## Begin

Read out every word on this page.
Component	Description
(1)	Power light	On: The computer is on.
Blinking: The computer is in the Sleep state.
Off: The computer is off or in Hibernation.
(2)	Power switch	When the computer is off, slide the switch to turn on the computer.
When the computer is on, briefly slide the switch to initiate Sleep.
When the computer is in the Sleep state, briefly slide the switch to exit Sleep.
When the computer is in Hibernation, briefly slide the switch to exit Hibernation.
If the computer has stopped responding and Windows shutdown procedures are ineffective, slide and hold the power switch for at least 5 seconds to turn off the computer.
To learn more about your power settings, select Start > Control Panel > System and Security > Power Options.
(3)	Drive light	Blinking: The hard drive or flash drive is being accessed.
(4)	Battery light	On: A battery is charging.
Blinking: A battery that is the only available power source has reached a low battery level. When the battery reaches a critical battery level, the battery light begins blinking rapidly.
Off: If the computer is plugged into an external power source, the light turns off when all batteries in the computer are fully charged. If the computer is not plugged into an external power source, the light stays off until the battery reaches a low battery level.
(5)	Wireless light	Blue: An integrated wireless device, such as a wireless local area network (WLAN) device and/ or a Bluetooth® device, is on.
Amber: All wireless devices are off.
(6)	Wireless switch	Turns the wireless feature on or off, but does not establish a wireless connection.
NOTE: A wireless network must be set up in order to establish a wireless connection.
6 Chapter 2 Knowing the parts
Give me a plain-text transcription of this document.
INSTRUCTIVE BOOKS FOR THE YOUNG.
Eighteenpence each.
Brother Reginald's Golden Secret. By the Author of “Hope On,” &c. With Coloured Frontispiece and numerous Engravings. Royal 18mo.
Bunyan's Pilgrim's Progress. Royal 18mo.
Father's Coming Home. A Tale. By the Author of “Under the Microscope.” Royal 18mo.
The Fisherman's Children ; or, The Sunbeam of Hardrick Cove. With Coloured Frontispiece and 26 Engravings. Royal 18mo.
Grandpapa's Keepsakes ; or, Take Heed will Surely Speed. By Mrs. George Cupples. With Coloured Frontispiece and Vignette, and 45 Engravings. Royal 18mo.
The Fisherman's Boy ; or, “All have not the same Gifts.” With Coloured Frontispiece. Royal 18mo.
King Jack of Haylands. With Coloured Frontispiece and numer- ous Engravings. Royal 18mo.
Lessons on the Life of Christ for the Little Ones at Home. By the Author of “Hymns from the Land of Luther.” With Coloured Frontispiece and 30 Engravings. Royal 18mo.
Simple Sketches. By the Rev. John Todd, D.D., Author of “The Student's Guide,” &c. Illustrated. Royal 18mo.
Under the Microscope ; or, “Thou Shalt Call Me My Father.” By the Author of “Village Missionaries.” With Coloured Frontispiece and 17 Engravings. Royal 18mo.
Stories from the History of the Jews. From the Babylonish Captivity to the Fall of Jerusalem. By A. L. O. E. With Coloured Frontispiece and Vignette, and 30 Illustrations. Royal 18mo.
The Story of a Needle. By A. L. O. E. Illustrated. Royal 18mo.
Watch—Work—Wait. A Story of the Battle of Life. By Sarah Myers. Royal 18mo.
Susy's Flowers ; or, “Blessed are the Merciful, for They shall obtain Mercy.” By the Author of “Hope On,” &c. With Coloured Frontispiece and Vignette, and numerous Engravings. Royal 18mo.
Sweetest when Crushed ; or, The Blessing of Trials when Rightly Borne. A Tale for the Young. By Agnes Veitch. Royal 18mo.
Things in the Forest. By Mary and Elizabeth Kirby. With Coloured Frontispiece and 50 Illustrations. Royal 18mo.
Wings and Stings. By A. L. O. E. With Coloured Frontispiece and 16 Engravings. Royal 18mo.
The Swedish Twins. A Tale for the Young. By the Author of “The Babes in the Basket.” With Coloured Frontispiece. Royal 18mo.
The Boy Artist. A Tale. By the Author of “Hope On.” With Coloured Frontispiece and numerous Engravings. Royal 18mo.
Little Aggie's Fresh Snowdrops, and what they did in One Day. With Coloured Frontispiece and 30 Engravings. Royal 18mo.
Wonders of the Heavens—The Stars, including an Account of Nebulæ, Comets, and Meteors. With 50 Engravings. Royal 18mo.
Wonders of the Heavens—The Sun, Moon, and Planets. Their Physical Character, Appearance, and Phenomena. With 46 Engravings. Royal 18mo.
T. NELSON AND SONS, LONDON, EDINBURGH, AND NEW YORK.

## End

Show, from the listing above, each line that contains the word "Under".

Father's Coming Home. A Tale. By the Author of “Under the Microscope.” Royal 18mo.
Under the Microscope ; or, “Thou Shalt Call Me My Father.” By the Author of “Village Missionaries.” With Coloured Frontispiece and 17 Engravings. Royal 18mo.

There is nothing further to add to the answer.